*SHORT EXERCISE:*
In your copy, leave out the pictures; write out all the data exactly.

── MATERIAL TO PROCESS

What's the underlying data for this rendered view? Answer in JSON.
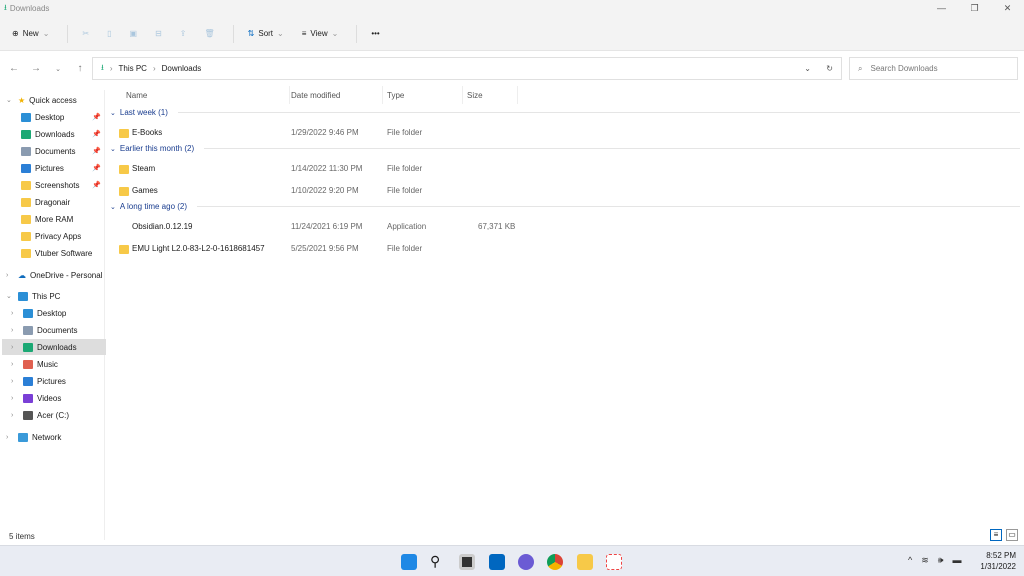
{
  "window": {
    "title": "Downloads",
    "minimize": "—",
    "restore": "❐",
    "close": "✕"
  },
  "toolbar": {
    "new": "New",
    "sort": "Sort",
    "view": "View",
    "more": "•••"
  },
  "address": {
    "path": [
      "This PC",
      "Downloads"
    ],
    "search_placeholder": "Search Downloads"
  },
  "sidebar": {
    "quick_access": "Quick access",
    "quick_items": [
      {
        "label": "Desktop",
        "icon": "desktop",
        "pinned": true
      },
      {
        "label": "Downloads",
        "icon": "download",
        "pinned": true
      },
      {
        "label": "Documents",
        "icon": "documents",
        "pinned": true
      },
      {
        "label": "Pictures",
        "icon": "pictures",
        "pinned": true
      },
      {
        "label": "Screenshots",
        "icon": "folder",
        "pinned": true
      },
      {
        "label": "Dragonair",
        "icon": "folder"
      },
      {
        "label": "More RAM",
        "icon": "folder"
      },
      {
        "label": "Privacy Apps",
        "icon": "folder"
      },
      {
        "label": "Vtuber Software",
        "icon": "folder"
      }
    ],
    "onedrive": "OneDrive - Personal",
    "this_pc": "This PC",
    "pc_items": [
      {
        "label": "Desktop"
      },
      {
        "label": "Documents"
      },
      {
        "label": "Downloads",
        "selected": true
      },
      {
        "label": "Music"
      },
      {
        "label": "Pictures"
      },
      {
        "label": "Videos"
      },
      {
        "label": "Acer (C:)"
      }
    ],
    "network": "Network"
  },
  "columns": {
    "name": "Name",
    "date": "Date modified",
    "type": "Type",
    "size": "Size"
  },
  "groups": [
    {
      "label": "Last week (1)",
      "files": [
        {
          "name": "E-Books",
          "date": "1/29/2022 9:46 PM",
          "type": "File folder",
          "size": ""
        }
      ]
    },
    {
      "label": "Earlier this month (2)",
      "files": [
        {
          "name": "Steam",
          "date": "1/14/2022 11:30 PM",
          "type": "File folder",
          "size": ""
        },
        {
          "name": "Games",
          "date": "1/10/2022 9:20 PM",
          "type": "File folder",
          "size": ""
        }
      ]
    },
    {
      "label": "A long time ago (2)",
      "files": [
        {
          "name": "Obsidian.0.12.19",
          "date": "11/24/2021 6:19 PM",
          "type": "Application",
          "size": "67,371 KB"
        },
        {
          "name": "EMU Light L2.0-83-L2-0-1618681457",
          "date": "5/25/2021 9:56 PM",
          "type": "File folder",
          "size": ""
        }
      ]
    }
  ],
  "status": {
    "items": "5 items"
  },
  "taskbar": {
    "time": "8:52 PM",
    "date": "1/31/2022"
  },
  "colors": {
    "folder": "#f7c948",
    "accent": "#0067c0",
    "download": "#1ba874"
  }
}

────

*SOLUTION:*
What's the underlying data for this rendered view? Answer in JSON.
{
  "window": {
    "title": "Downloads",
    "minimize": "—",
    "restore": "❐",
    "close": "✕"
  },
  "toolbar": {
    "new": "New",
    "sort": "Sort",
    "view": "View",
    "more": "•••"
  },
  "address": {
    "path": [
      "This PC",
      "Downloads"
    ],
    "search_placeholder": "Search Downloads"
  },
  "sidebar": {
    "quick_access": "Quick access",
    "quick_items": [
      {
        "label": "Desktop",
        "icon": "desktop",
        "pinned": true
      },
      {
        "label": "Downloads",
        "icon": "download",
        "pinned": true
      },
      {
        "label": "Documents",
        "icon": "documents",
        "pinned": true
      },
      {
        "label": "Pictures",
        "icon": "pictures",
        "pinned": true
      },
      {
        "label": "Screenshots",
        "icon": "folder",
        "pinned": true
      },
      {
        "label": "Dragonair",
        "icon": "folder"
      },
      {
        "label": "More RAM",
        "icon": "folder"
      },
      {
        "label": "Privacy Apps",
        "icon": "folder"
      },
      {
        "label": "Vtuber Software",
        "icon": "folder"
      }
    ],
    "onedrive": "OneDrive - Personal",
    "this_pc": "This PC",
    "pc_items": [
      {
        "label": "Desktop"
      },
      {
        "label": "Documents"
      },
      {
        "label": "Downloads",
        "selected": true
      },
      {
        "label": "Music"
      },
      {
        "label": "Pictures"
      },
      {
        "label": "Videos"
      },
      {
        "label": "Acer (C:)"
      }
    ],
    "network": "Network"
  },
  "columns": {
    "name": "Name",
    "date": "Date modified",
    "type": "Type",
    "size": "Size"
  },
  "groups": [
    {
      "label": "Last week (1)",
      "files": [
        {
          "name": "E-Books",
          "date": "1/29/2022 9:46 PM",
          "type": "File folder",
          "size": ""
        }
      ]
    },
    {
      "label": "Earlier this month (2)",
      "files": [
        {
          "name": "Steam",
          "date": "1/14/2022 11:30 PM",
          "type": "File folder",
          "size": ""
        },
        {
          "name": "Games",
          "date": "1/10/2022 9:20 PM",
          "type": "File folder",
          "size": ""
        }
      ]
    },
    {
      "label": "A long time ago (2)",
      "files": [
        {
          "name": "Obsidian.0.12.19",
          "date": "11/24/2021 6:19 PM",
          "type": "Application",
          "size": "67,371 KB"
        },
        {
          "name": "EMU Light L2.0-83-L2-0-1618681457",
          "date": "5/25/2021 9:56 PM",
          "type": "File folder",
          "size": ""
        }
      ]
    }
  ],
  "status": {
    "items": "5 items"
  },
  "taskbar": {
    "time": "8:52 PM",
    "date": "1/31/2022"
  },
  "colors": {
    "folder": "#f7c948",
    "accent": "#0067c0",
    "download": "#1ba874"
  }
}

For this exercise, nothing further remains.